Entries taken from a collection:
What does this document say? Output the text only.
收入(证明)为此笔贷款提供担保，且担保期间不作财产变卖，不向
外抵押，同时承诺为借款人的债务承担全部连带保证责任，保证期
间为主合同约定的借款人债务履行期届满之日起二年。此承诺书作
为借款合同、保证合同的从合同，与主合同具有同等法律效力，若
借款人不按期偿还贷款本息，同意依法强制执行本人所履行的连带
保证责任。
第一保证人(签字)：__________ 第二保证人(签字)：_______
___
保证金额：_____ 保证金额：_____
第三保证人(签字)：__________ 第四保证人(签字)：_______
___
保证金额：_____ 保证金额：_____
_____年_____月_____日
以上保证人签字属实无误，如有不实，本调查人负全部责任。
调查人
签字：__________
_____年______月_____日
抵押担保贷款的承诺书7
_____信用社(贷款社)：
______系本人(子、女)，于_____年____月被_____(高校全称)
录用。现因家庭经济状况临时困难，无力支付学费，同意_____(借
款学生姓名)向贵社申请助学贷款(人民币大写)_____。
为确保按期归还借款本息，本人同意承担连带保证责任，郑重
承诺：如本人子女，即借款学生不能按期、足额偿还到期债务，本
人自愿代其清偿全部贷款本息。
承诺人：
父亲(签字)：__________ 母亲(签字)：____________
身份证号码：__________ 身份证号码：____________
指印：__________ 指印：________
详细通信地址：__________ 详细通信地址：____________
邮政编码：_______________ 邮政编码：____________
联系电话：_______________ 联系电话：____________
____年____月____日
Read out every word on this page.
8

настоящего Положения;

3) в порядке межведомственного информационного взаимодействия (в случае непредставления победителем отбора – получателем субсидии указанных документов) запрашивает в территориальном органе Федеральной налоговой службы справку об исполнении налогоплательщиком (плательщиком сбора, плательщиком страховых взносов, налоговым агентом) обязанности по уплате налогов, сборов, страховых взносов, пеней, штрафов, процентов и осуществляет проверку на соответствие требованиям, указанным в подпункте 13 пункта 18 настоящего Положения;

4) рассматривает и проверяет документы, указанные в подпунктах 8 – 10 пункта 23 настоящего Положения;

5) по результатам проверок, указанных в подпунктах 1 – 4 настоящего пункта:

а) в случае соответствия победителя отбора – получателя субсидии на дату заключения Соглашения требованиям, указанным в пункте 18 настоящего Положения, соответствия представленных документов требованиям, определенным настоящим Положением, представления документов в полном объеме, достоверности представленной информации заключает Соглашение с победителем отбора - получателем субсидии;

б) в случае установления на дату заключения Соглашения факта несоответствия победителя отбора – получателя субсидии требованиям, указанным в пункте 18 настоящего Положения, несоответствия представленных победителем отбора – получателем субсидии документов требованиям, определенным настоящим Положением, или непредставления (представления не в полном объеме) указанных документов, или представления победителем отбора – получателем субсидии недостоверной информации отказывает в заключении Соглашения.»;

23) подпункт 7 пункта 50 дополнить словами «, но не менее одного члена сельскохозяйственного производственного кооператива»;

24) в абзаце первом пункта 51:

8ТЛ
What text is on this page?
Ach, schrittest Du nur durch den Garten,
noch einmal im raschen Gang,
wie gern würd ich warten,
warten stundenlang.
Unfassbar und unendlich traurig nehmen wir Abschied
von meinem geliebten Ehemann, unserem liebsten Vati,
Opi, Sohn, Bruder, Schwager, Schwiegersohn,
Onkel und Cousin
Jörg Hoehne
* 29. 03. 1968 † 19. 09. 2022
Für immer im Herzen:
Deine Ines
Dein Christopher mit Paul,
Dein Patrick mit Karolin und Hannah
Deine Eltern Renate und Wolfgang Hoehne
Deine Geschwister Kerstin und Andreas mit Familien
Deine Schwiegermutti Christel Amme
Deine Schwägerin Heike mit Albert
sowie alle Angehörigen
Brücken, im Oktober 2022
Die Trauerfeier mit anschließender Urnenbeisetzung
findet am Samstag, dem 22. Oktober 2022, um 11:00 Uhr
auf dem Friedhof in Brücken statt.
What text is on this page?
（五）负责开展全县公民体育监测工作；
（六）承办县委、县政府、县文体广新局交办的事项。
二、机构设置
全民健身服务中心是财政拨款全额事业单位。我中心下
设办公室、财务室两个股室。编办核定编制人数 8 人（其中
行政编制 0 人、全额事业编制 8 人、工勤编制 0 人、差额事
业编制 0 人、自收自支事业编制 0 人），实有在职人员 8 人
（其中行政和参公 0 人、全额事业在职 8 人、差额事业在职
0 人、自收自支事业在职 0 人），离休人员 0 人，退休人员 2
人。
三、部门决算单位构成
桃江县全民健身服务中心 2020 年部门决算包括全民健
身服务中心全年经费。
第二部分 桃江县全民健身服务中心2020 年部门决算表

What is asked: Out of the material above, select every line that holds the string "Deine".

The response:
Deine Ines
Deine Eltern Renate und Wolfgang Hoehne
Deine Geschwister Kerstin und Andreas mit Familien
Deine Schwiegermutti Christel Amme
Deine Schwägerin Heike mit Albert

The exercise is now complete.